> [RECORDS FOR THE TASK]
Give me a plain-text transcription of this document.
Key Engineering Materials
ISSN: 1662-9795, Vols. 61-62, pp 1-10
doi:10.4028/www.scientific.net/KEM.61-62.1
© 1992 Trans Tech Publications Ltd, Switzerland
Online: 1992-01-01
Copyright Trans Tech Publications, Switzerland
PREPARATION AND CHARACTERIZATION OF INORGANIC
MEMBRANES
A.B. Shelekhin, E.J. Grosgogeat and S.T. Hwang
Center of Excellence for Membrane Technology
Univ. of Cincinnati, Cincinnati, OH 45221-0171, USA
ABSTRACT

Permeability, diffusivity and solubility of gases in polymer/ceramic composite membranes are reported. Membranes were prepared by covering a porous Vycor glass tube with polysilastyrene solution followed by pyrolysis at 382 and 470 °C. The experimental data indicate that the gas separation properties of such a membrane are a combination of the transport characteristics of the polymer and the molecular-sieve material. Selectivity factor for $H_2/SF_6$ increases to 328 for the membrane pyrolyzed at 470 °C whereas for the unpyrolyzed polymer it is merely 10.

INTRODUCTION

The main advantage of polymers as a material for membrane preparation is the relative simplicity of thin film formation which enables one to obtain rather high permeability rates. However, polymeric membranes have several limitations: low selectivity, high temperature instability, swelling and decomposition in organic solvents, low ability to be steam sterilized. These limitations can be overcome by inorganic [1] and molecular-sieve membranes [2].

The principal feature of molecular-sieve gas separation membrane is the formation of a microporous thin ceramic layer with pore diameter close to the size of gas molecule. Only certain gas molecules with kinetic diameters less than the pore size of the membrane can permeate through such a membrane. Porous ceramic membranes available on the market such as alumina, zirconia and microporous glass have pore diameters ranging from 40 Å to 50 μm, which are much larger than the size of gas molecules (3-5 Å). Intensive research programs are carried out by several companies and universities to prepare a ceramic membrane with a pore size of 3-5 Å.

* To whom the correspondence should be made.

> [GIVEN EXERCISE]
Retype all of the entries precisely as they are.

> [REPLY]
Give me a plain-text transcription of this document.
Key Engineering Materials
ISSN: 1662-9795, Vols. 61-62, pp 1-10
doi:10.4028/www.scientific.net/KEM.61-62.1
© 1992 Trans Tech Publications Ltd, Switzerland
Online: 1992-01-01
Copyright Trans Tech Publications, Switzerland
PREPARATION AND CHARACTERIZATION OF INORGANIC
MEMBRANES
A.B. Shelekhin, E.J. Grosgogeat and S.T. Hwang
Center of Excellence for Membrane Technology
Univ. of Cincinnati, Cincinnati, OH 45221-0171, USA
ABSTRACT

Permeability, diffusivity and solubility of gases in polymer/ceramic composite membranes are reported. Membranes were prepared by covering a porous Vycor glass tube with polysilastyrene solution followed by pyrolysis at 382 and 470 °C. The experimental data indicate that the gas separation properties of such a membrane are a combination of the transport characteristics of the polymer and the molecular-sieve material. Selectivity factor for $H_2/SF_6$ increases to 328 for the membrane pyrolyzed at 470 °C whereas for the unpyrolyzed polymer it is merely 10.

INTRODUCTION

The main advantage of polymers as a material for membrane preparation is the relative simplicity of thin film formation which enables one to obtain rather high permeability rates. However, polymeric membranes have several limitations: low selectivity, high temperature instability, swelling and decomposition in organic solvents, low ability to be steam sterilized. These limitations can be overcome by inorganic [1] and molecular-sieve membranes [2].

The principal feature of molecular-sieve gas separation membrane is the formation of a microporous thin ceramic layer with pore diameter close to the size of gas molecule. Only certain gas molecules with kinetic diameters less than the pore size of the membrane can permeate through such a membrane. Porous ceramic membranes available on the market such as alumina, zirconia and microporous glass have pore diameters ranging from 40 Å to 50 μm, which are much larger than the size of gas molecules (3-5 Å). Intensive research programs are carried out by several companies and universities to prepare a ceramic membrane with a pore size of 3-5 Å.

* To whom the correspondence should be made.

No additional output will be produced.